* _Task to carry out_
Count the lines below that contain the word "ylabel" and give only that number.

[Data tied to figure images]
== == ==

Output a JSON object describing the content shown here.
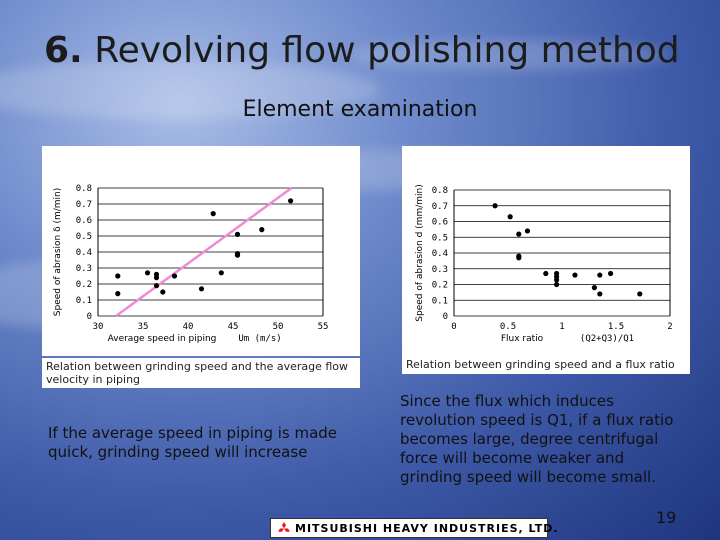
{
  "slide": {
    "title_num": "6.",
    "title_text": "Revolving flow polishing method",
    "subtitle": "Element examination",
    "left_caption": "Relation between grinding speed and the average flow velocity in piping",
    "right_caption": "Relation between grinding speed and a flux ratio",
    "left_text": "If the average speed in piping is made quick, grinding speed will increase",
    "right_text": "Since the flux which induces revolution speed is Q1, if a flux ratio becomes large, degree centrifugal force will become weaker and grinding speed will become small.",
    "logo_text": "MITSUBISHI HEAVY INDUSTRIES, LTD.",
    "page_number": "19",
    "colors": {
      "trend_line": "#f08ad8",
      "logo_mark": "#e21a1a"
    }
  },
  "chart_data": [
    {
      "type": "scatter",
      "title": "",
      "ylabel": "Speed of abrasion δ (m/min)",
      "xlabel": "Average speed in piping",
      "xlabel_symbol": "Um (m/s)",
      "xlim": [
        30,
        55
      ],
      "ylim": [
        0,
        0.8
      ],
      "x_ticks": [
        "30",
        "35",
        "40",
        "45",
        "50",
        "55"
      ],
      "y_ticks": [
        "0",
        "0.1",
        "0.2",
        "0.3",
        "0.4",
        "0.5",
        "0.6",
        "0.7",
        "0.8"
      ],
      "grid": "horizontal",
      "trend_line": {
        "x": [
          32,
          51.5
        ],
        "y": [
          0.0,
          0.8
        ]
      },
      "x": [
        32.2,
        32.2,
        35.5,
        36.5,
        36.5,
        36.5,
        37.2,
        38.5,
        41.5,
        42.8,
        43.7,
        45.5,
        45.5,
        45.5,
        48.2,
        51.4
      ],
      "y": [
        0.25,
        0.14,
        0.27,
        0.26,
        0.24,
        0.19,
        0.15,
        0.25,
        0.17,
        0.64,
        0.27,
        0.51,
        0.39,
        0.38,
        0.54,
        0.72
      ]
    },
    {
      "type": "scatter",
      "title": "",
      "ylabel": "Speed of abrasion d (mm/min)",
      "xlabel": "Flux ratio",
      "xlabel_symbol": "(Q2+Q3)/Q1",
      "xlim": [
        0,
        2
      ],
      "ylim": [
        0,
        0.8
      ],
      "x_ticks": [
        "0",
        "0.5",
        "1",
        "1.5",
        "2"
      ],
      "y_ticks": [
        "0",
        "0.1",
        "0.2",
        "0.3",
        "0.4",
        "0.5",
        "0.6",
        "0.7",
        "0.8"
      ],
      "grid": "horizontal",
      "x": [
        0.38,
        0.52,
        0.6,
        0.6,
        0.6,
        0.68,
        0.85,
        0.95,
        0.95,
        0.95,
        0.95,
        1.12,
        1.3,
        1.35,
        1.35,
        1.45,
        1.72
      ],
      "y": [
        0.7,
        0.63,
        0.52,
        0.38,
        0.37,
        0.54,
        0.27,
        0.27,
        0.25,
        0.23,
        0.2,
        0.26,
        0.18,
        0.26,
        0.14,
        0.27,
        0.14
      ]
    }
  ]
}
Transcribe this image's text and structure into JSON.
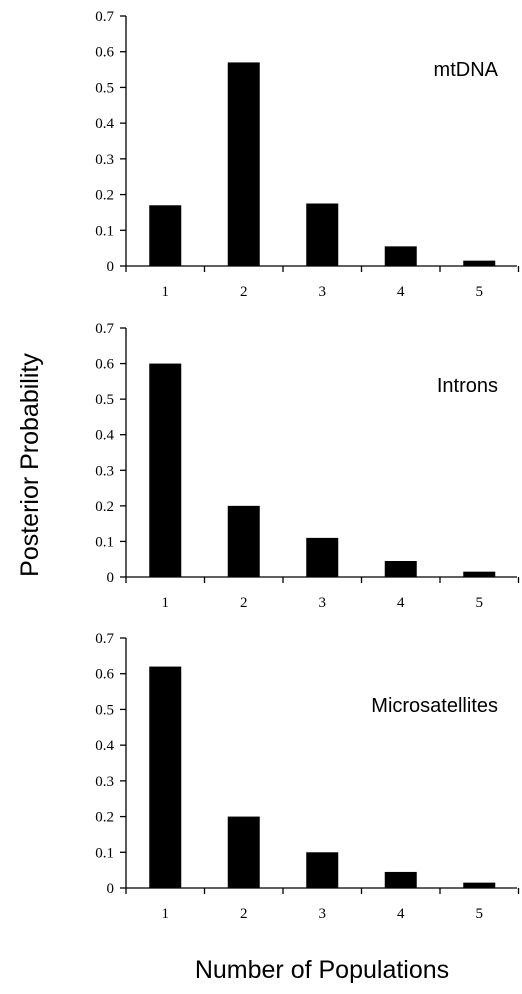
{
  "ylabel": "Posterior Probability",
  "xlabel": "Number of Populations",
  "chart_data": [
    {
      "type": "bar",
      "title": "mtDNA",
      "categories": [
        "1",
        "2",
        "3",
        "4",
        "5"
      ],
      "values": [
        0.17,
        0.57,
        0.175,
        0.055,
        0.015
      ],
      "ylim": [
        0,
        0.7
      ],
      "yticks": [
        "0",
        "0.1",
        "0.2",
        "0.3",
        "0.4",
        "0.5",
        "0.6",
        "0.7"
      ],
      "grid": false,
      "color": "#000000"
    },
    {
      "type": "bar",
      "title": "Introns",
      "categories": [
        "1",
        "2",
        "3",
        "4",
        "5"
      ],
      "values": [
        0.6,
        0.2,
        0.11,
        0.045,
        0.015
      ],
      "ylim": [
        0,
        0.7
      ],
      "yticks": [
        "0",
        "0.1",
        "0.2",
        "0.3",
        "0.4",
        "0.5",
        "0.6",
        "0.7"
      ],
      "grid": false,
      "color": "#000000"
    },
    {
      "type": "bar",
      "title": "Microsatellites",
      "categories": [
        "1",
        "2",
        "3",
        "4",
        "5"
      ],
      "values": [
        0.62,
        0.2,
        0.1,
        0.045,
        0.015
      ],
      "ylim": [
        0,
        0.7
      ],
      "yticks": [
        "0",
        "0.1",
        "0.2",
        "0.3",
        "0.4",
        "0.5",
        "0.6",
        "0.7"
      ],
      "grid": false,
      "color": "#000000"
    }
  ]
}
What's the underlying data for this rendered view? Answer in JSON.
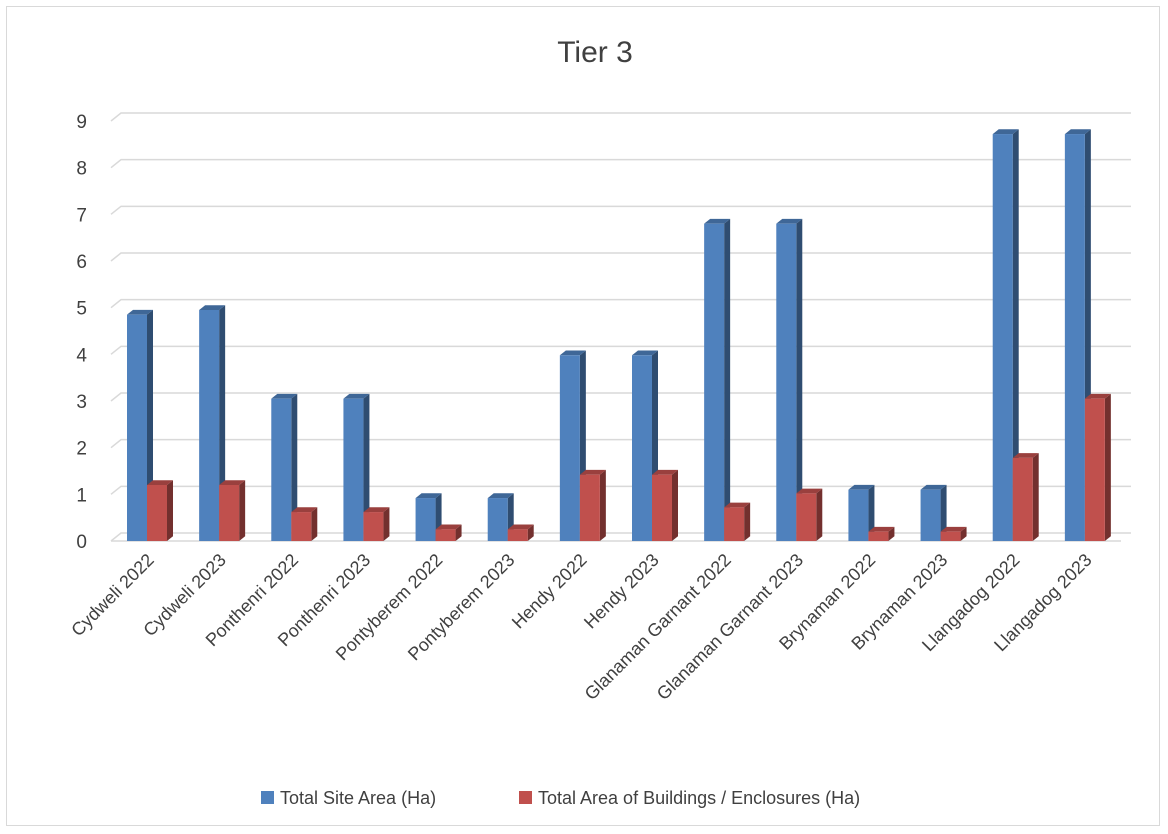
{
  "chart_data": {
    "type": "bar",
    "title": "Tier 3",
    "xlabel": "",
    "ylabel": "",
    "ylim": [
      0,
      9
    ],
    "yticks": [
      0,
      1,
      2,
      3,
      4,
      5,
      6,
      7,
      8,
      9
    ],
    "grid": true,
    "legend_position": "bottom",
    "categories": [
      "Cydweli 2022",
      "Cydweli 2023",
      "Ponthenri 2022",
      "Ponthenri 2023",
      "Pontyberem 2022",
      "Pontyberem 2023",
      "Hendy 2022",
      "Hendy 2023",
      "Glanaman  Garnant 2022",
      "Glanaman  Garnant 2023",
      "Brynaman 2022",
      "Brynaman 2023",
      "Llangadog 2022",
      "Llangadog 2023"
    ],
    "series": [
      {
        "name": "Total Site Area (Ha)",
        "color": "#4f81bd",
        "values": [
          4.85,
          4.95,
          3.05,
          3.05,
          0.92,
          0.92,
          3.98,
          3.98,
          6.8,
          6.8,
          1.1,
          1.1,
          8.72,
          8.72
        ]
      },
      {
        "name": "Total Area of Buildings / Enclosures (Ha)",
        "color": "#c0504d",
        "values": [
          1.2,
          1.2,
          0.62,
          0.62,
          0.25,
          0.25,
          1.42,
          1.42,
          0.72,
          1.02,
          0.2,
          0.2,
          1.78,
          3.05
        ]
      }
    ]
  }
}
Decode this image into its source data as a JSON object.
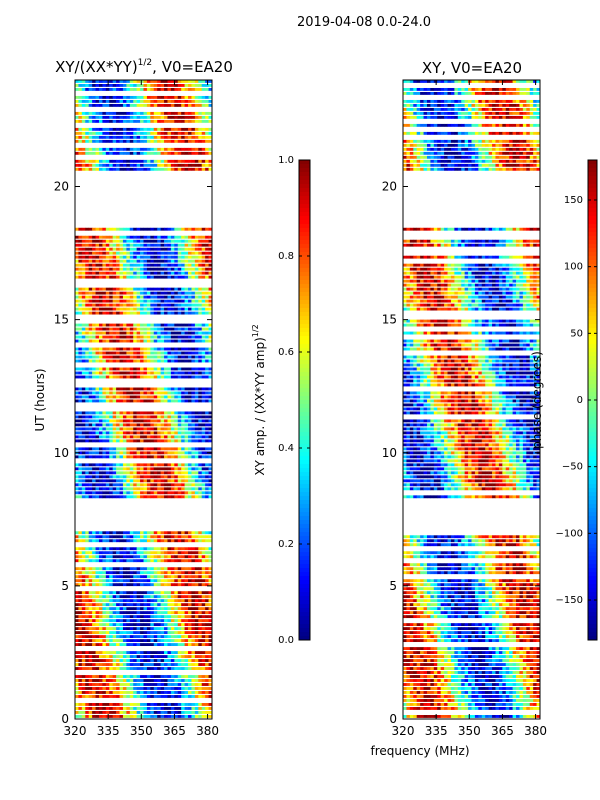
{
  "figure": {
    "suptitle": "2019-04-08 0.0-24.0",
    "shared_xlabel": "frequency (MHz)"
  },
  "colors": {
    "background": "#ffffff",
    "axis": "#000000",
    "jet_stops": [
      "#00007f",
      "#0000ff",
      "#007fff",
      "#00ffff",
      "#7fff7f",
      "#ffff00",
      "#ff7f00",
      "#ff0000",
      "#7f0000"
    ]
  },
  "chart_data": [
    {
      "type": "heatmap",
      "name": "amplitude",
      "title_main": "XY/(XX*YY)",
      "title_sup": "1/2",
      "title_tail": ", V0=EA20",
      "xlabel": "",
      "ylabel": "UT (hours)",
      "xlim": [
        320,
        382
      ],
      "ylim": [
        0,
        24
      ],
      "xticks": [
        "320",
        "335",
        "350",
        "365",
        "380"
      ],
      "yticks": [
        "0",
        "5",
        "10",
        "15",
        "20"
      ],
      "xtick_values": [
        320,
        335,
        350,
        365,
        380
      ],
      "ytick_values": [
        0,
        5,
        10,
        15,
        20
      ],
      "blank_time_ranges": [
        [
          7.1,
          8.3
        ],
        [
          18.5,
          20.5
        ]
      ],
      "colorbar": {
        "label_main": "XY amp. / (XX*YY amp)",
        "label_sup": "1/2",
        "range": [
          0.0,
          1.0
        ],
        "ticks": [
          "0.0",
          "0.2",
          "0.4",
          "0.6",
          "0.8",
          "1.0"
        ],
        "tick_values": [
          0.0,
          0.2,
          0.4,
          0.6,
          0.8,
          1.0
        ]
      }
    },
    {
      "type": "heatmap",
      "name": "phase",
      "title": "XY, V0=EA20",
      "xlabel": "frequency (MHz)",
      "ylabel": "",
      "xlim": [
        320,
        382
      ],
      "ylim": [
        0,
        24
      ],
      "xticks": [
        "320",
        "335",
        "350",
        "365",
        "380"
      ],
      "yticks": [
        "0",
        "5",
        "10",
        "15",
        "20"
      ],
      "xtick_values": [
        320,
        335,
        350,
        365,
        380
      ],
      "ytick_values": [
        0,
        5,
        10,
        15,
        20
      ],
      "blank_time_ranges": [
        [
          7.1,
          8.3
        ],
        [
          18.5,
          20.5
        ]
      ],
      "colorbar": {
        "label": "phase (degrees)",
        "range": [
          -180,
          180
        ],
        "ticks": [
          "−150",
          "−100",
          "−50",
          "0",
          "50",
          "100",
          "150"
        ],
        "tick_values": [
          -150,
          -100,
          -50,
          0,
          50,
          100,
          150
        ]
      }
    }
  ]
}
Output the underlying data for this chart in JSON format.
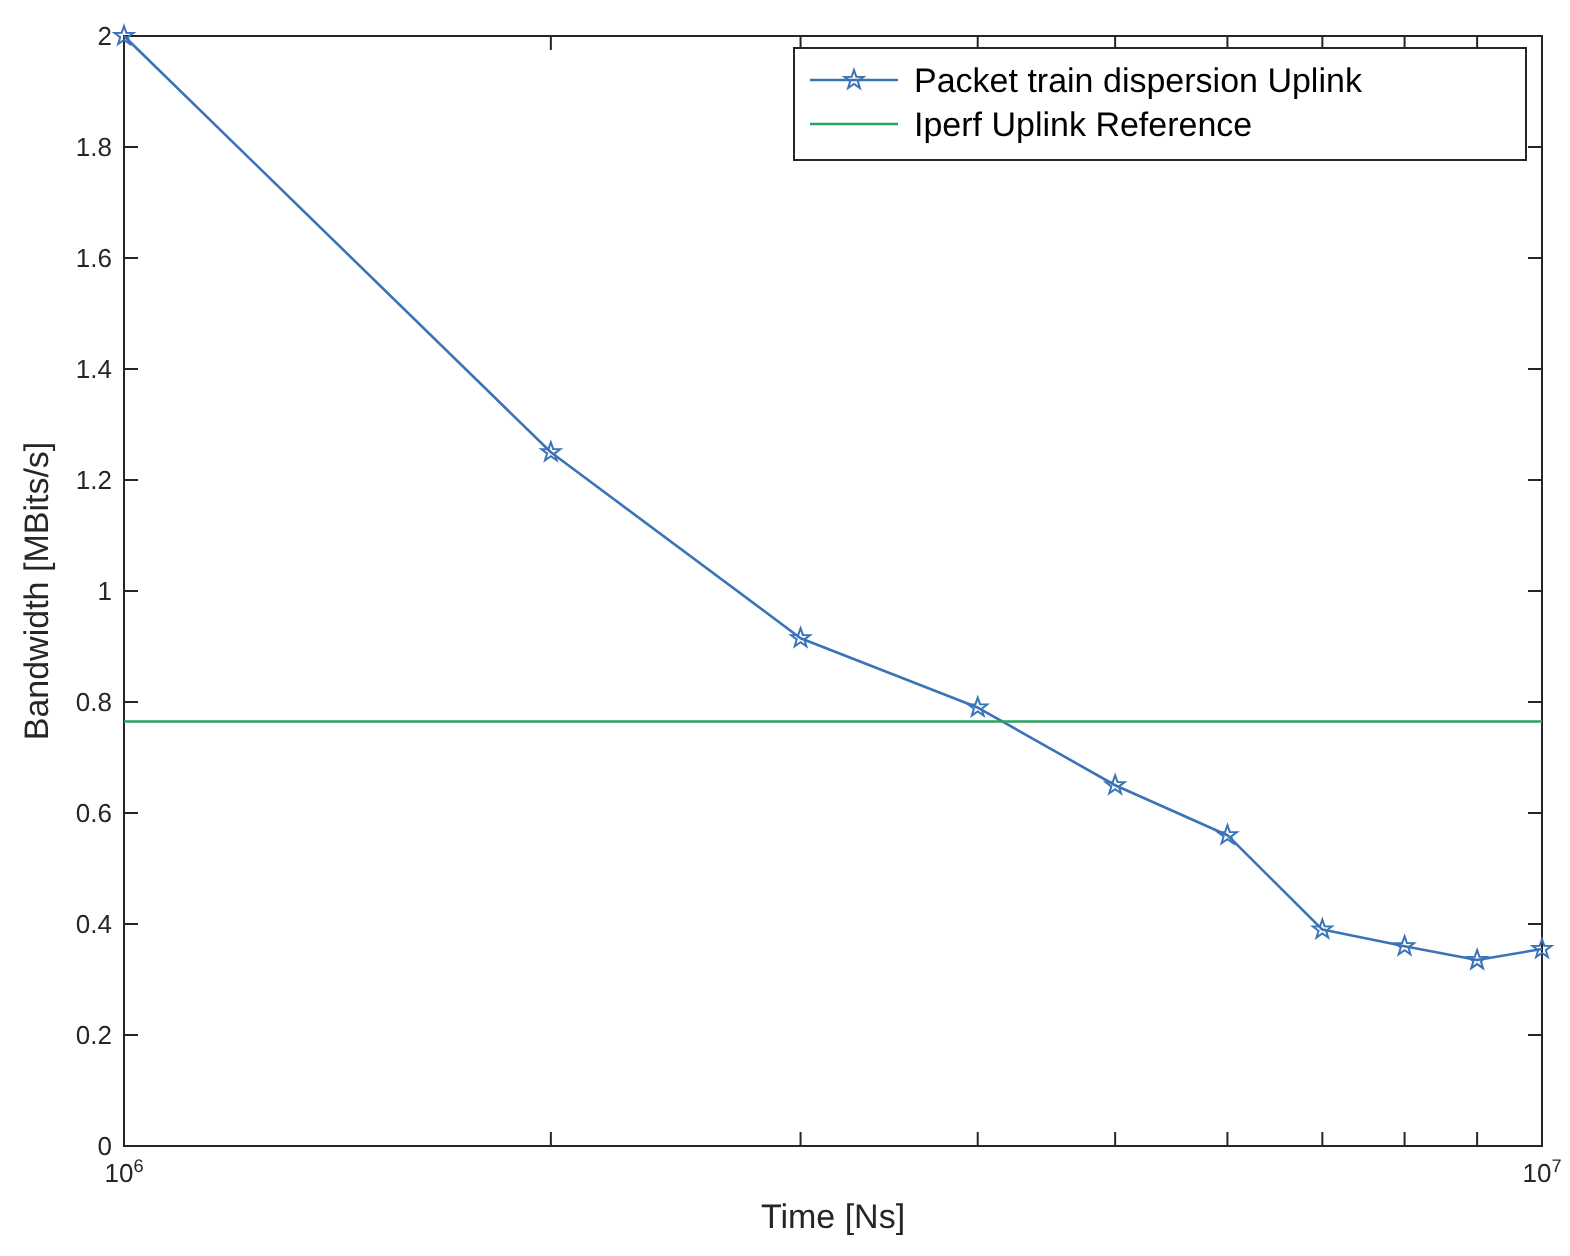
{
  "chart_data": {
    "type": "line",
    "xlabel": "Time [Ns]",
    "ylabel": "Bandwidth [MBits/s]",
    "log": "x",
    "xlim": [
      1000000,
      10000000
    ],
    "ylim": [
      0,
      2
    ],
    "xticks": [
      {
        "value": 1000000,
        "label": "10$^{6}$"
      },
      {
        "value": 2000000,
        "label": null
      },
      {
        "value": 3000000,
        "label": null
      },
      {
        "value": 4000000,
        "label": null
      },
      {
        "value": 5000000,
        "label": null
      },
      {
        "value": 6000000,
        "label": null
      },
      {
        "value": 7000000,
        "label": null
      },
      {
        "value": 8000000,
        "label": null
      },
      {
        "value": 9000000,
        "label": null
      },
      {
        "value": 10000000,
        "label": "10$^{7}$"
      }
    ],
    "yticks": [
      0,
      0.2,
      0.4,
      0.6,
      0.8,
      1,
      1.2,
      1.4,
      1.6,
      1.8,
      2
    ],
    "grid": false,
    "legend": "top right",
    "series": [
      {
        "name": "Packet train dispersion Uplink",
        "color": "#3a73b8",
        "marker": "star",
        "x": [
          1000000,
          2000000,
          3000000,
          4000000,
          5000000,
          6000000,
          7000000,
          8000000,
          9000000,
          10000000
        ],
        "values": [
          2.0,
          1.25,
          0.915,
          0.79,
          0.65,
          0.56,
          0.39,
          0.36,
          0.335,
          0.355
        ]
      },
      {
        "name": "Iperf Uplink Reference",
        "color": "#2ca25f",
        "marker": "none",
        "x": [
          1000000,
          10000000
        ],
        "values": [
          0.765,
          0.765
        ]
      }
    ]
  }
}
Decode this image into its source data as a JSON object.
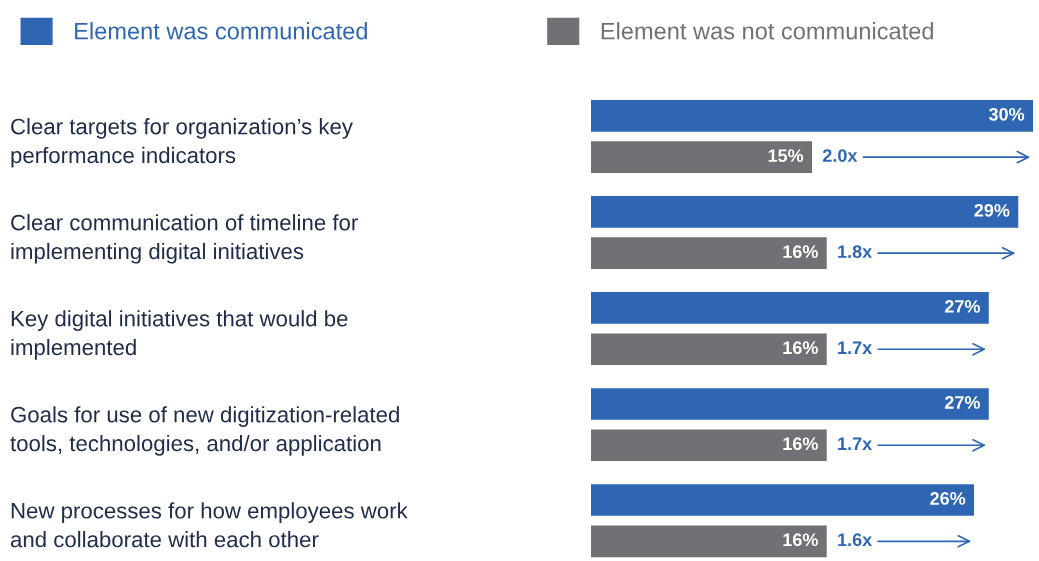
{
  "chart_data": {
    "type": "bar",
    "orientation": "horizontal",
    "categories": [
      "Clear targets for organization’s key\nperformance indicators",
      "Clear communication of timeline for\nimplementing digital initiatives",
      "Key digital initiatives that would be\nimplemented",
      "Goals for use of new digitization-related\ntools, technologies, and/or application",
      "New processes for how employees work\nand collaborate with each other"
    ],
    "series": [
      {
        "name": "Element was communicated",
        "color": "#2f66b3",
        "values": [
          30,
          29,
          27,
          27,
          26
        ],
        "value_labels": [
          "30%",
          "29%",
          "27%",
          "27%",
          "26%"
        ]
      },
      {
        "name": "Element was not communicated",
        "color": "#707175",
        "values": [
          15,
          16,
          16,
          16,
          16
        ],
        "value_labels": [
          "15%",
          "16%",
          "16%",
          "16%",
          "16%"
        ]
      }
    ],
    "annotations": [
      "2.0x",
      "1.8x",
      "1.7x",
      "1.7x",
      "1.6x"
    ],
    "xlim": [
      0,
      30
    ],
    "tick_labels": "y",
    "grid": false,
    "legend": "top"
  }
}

== == ==

* _Solution to the problem_
7